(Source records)
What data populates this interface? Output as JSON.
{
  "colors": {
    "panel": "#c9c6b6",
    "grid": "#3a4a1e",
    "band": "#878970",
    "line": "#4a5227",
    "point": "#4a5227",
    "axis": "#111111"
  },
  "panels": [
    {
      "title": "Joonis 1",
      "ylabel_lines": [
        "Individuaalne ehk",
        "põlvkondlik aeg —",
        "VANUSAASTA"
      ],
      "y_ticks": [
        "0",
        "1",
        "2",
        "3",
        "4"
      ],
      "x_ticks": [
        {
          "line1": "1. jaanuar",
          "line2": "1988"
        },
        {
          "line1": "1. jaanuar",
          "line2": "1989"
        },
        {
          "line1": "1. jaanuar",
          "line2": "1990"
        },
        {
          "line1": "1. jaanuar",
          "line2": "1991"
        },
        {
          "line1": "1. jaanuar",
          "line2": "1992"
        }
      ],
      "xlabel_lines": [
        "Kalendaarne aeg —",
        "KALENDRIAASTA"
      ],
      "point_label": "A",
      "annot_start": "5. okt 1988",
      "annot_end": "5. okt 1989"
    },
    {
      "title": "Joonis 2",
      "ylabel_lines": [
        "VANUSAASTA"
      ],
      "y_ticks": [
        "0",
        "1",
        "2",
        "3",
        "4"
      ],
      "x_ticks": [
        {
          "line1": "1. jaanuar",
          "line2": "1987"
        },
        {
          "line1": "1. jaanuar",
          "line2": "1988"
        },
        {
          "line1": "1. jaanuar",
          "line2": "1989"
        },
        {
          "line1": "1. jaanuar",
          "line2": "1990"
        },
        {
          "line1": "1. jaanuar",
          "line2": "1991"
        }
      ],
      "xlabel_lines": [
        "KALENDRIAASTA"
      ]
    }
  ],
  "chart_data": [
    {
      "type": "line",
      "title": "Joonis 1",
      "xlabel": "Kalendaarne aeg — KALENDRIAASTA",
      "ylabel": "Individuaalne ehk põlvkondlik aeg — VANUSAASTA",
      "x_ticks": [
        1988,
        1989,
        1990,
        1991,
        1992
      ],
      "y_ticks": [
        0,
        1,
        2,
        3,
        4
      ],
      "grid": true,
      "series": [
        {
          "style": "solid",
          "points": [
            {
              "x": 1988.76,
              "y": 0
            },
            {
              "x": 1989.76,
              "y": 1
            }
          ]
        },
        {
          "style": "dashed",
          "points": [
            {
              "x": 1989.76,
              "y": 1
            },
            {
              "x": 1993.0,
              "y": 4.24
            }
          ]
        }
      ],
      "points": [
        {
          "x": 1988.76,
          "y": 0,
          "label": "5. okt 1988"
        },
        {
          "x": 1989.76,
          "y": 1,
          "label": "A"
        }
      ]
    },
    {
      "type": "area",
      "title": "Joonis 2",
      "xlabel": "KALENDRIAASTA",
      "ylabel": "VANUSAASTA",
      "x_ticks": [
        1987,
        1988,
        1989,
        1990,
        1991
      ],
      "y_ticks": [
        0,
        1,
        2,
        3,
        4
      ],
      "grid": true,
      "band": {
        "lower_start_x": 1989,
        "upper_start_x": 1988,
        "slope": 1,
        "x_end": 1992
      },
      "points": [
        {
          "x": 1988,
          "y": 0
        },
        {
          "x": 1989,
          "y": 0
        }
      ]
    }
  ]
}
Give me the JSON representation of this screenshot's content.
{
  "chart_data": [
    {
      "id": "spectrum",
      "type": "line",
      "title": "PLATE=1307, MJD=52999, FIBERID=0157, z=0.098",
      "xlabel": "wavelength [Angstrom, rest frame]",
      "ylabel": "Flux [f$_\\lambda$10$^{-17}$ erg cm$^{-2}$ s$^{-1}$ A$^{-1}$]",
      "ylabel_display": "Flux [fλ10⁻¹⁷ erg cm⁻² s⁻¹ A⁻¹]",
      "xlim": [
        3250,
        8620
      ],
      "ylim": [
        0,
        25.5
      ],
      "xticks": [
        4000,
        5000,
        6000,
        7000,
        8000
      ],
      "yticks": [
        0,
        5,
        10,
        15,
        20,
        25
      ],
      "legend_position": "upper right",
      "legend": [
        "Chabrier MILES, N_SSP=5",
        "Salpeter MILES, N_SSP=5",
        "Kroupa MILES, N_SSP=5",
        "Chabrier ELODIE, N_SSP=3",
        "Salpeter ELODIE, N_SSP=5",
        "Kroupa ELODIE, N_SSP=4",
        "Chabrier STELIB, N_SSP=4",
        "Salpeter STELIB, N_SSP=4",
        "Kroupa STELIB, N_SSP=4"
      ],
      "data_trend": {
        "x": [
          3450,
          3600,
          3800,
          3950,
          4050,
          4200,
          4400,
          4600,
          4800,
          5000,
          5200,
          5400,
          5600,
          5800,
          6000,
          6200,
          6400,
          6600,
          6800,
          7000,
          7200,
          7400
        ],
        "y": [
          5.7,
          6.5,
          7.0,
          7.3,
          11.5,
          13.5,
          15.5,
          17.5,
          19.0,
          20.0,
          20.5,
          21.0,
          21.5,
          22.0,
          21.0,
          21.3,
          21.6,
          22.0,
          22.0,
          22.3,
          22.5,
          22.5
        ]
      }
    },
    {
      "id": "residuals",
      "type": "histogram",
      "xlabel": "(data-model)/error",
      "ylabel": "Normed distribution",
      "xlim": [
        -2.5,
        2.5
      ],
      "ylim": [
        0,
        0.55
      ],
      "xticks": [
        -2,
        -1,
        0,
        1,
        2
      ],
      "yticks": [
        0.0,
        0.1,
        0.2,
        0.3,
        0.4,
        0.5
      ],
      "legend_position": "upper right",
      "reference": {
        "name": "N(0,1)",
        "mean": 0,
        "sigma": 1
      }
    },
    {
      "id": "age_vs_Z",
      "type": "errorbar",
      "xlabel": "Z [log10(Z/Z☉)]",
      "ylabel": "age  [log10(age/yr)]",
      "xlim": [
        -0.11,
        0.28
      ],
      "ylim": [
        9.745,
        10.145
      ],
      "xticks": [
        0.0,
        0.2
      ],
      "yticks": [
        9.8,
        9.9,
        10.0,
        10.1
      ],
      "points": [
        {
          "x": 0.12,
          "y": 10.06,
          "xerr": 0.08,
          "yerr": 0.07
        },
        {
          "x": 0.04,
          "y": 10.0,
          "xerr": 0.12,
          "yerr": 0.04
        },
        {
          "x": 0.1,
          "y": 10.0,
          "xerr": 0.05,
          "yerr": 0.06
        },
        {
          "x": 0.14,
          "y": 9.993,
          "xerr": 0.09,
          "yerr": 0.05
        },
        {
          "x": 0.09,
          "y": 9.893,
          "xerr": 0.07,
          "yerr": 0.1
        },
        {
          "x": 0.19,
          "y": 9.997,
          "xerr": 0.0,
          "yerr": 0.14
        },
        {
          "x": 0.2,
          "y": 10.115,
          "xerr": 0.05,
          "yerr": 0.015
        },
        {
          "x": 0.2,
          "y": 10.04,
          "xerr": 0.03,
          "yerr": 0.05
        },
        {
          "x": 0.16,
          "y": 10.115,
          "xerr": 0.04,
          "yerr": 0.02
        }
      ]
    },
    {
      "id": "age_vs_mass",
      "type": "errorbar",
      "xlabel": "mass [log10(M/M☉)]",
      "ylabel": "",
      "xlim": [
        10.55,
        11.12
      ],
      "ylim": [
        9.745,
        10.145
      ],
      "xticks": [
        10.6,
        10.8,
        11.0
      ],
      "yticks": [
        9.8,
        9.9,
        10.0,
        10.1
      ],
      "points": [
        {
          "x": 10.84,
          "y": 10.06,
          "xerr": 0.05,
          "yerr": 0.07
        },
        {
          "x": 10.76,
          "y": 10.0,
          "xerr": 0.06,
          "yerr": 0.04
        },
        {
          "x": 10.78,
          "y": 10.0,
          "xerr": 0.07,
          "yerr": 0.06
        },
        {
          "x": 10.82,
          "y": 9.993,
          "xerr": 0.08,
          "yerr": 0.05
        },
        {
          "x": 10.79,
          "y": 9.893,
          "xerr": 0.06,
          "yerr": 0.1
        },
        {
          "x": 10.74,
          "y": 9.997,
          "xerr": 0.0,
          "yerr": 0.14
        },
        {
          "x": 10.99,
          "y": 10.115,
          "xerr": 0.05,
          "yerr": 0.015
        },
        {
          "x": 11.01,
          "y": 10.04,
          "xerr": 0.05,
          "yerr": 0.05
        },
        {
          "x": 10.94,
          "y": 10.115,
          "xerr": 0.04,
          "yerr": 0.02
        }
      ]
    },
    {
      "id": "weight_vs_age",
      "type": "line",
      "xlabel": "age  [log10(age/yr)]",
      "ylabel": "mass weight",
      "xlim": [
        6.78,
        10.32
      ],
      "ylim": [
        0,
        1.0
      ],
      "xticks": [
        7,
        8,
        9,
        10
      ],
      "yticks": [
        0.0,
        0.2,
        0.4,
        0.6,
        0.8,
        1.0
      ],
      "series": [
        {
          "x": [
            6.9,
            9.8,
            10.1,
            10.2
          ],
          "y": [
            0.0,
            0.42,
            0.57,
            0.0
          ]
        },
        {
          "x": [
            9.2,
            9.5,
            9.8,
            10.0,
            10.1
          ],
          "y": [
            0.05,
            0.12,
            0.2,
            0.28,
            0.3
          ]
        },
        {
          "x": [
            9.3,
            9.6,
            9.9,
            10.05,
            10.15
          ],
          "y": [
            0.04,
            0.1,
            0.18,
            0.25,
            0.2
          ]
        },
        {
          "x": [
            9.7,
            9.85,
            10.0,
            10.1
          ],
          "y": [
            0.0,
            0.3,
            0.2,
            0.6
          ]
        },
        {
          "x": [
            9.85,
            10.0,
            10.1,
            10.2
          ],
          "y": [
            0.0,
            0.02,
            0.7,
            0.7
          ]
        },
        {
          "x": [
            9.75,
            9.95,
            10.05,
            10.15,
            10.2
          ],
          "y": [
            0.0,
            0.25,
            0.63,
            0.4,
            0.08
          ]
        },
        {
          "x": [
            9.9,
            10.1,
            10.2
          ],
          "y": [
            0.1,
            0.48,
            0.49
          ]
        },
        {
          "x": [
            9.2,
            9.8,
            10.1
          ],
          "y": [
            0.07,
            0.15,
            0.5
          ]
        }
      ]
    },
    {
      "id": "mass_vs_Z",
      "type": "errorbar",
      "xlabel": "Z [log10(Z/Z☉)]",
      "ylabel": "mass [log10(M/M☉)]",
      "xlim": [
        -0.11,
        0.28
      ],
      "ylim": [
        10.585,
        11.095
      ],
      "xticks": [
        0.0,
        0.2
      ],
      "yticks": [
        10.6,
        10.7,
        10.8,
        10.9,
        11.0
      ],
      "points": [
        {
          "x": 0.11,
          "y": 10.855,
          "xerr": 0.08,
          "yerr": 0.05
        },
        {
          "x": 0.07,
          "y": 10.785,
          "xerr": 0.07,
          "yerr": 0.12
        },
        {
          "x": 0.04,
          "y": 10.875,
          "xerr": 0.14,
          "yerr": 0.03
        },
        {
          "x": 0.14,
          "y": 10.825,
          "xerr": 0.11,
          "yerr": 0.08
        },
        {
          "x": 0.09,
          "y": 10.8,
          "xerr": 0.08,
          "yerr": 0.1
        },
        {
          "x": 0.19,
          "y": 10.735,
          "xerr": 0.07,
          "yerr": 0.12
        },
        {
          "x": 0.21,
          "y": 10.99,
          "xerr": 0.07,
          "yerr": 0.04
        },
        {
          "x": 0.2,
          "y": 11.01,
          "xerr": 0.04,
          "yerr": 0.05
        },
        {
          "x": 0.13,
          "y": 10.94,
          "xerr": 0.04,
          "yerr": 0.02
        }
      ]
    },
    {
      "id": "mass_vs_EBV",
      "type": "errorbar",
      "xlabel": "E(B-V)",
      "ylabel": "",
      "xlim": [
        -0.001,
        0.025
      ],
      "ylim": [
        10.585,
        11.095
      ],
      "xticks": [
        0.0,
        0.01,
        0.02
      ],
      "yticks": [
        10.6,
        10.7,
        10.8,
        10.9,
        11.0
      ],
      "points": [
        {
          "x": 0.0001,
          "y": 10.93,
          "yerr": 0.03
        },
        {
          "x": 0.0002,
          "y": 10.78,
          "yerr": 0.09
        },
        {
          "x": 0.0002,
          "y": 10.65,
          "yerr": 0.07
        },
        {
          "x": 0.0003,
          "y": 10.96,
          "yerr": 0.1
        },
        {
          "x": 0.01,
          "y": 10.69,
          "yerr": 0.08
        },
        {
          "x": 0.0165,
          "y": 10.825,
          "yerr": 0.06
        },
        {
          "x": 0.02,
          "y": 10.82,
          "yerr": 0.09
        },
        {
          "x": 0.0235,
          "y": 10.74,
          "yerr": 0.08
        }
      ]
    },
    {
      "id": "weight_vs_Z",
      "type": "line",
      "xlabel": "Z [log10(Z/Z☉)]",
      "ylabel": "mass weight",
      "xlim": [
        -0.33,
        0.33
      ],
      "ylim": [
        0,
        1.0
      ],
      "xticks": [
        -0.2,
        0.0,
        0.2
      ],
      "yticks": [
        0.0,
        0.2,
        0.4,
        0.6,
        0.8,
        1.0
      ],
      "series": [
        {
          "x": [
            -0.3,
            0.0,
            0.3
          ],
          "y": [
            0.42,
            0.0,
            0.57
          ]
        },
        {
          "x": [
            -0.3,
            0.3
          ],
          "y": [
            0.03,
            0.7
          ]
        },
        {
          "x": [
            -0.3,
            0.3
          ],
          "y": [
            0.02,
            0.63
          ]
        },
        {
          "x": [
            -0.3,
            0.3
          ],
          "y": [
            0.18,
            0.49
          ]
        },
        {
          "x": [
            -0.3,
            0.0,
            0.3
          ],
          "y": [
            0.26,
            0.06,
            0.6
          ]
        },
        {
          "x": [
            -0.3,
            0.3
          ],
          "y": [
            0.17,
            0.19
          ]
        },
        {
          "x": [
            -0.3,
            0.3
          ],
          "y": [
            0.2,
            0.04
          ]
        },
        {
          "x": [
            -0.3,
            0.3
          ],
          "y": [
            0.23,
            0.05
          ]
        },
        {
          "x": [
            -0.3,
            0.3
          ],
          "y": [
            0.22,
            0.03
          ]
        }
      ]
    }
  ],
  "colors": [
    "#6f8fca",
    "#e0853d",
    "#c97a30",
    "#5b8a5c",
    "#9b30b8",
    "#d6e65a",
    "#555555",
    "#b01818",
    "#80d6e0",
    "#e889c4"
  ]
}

* * *

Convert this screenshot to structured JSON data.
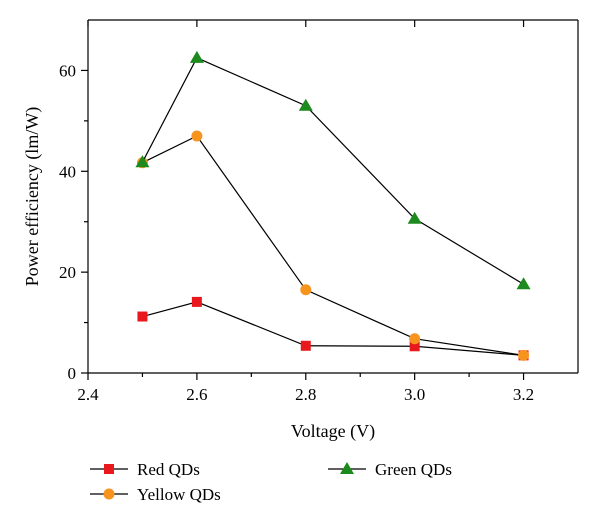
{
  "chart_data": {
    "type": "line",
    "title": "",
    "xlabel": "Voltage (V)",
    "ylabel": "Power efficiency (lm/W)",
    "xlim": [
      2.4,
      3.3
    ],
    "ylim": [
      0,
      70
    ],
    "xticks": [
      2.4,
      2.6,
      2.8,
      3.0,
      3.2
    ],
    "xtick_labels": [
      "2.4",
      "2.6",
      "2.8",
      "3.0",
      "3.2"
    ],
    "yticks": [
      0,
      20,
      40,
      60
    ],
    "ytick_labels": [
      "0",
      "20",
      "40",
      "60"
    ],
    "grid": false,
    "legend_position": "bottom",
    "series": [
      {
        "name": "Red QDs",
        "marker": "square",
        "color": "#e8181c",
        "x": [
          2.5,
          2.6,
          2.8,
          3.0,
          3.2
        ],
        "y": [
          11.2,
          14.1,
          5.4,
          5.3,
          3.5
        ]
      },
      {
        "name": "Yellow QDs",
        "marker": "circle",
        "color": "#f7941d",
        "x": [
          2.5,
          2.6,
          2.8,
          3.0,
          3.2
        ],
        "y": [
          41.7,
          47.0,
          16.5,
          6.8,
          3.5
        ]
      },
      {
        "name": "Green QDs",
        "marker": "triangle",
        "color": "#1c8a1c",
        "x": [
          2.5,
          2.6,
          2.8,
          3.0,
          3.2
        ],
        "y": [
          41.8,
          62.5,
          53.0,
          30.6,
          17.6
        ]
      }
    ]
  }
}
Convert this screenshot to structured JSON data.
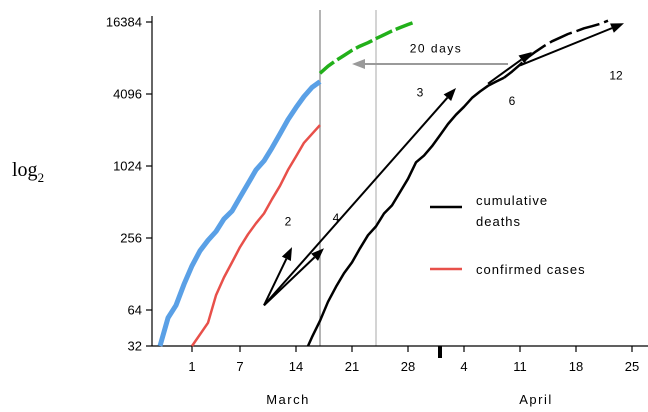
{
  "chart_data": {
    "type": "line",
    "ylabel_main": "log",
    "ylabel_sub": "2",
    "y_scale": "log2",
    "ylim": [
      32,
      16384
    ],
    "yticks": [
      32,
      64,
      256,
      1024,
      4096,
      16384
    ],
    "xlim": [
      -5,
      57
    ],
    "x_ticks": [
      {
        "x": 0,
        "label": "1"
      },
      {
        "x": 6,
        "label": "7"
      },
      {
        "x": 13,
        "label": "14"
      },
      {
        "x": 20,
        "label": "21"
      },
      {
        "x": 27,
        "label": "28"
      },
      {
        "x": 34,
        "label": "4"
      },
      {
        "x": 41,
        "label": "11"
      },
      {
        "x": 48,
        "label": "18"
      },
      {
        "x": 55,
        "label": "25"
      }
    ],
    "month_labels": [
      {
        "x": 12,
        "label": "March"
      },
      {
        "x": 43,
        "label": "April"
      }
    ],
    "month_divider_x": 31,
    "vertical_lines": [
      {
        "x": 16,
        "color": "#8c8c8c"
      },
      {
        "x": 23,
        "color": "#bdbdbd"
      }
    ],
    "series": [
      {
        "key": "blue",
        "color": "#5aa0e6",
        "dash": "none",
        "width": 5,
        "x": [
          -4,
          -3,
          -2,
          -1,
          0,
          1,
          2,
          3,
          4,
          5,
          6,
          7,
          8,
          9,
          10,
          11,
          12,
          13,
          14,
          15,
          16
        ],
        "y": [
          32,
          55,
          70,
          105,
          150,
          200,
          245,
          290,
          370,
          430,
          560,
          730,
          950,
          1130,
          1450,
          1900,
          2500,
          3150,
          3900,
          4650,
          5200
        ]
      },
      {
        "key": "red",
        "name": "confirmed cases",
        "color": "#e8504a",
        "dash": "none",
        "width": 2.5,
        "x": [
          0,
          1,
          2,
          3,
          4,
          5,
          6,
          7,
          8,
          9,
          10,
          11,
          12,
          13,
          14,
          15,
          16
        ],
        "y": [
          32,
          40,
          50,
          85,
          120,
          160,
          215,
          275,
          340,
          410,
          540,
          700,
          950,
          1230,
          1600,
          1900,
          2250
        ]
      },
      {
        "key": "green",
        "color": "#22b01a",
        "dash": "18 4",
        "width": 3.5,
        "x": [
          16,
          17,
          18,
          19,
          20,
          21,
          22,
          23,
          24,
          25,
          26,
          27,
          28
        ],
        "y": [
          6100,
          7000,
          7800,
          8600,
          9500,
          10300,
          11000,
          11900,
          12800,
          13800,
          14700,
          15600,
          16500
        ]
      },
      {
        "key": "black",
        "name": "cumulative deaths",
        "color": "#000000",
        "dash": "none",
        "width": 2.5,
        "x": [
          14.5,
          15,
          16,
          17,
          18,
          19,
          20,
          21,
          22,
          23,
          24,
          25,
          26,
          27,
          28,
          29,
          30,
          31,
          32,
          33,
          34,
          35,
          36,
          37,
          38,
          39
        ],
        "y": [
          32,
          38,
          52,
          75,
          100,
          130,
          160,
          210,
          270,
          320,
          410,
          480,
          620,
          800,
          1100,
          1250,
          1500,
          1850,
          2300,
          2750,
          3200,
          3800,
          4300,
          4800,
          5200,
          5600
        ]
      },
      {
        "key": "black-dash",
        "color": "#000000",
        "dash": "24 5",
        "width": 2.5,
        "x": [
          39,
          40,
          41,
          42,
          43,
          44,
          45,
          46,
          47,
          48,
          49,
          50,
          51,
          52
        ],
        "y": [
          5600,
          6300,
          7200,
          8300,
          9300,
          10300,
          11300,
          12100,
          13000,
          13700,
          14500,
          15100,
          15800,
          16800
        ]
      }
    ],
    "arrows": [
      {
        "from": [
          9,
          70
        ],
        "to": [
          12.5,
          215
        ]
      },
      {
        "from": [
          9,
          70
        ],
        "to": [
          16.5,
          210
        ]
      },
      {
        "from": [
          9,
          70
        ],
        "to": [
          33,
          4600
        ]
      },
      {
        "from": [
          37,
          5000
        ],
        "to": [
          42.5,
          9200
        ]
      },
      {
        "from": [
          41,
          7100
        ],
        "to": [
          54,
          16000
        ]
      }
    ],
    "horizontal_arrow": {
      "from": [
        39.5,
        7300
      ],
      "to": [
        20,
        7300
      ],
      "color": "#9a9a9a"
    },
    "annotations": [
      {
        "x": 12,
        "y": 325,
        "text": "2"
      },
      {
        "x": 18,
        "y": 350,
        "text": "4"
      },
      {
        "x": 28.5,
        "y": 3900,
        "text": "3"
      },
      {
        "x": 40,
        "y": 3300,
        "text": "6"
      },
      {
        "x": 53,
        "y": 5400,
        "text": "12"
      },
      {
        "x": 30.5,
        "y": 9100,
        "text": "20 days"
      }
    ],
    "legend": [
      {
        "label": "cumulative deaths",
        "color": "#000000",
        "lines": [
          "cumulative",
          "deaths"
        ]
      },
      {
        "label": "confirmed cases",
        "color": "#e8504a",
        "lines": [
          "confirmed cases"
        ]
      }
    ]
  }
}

==

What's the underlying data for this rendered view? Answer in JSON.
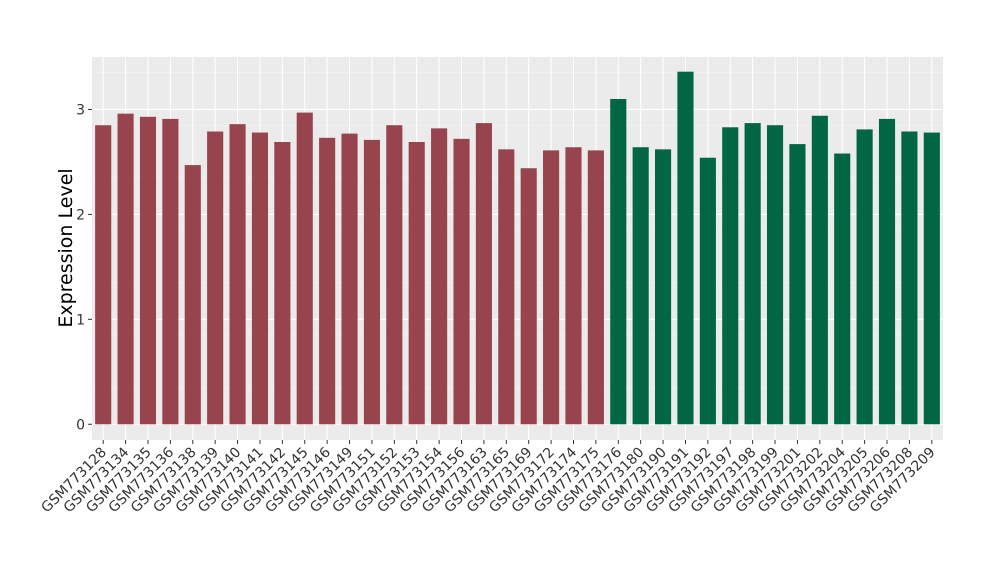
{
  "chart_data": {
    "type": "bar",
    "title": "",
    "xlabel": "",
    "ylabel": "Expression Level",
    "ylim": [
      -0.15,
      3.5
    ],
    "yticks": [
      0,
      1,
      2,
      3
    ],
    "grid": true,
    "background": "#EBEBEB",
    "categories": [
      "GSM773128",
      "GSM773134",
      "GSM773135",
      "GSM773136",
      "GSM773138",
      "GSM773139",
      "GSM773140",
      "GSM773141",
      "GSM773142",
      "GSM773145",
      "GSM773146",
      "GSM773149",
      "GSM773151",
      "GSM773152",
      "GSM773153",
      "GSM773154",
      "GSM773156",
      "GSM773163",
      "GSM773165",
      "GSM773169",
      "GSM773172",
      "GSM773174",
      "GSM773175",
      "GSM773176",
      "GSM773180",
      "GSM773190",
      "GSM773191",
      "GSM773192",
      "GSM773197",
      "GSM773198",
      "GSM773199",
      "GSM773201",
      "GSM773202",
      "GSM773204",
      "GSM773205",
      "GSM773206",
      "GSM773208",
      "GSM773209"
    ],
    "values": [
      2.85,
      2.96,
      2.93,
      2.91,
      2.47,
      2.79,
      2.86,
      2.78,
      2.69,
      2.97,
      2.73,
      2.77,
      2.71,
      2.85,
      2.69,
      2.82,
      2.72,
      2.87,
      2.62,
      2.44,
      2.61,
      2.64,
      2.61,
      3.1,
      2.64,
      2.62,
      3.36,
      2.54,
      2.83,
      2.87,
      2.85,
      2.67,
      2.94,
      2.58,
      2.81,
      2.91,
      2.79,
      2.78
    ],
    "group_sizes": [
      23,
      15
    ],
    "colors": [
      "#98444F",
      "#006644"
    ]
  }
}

[Work required]: Tally every line of the data that holds the word "deaths" and write the count alone.

[Answer to this task]: 3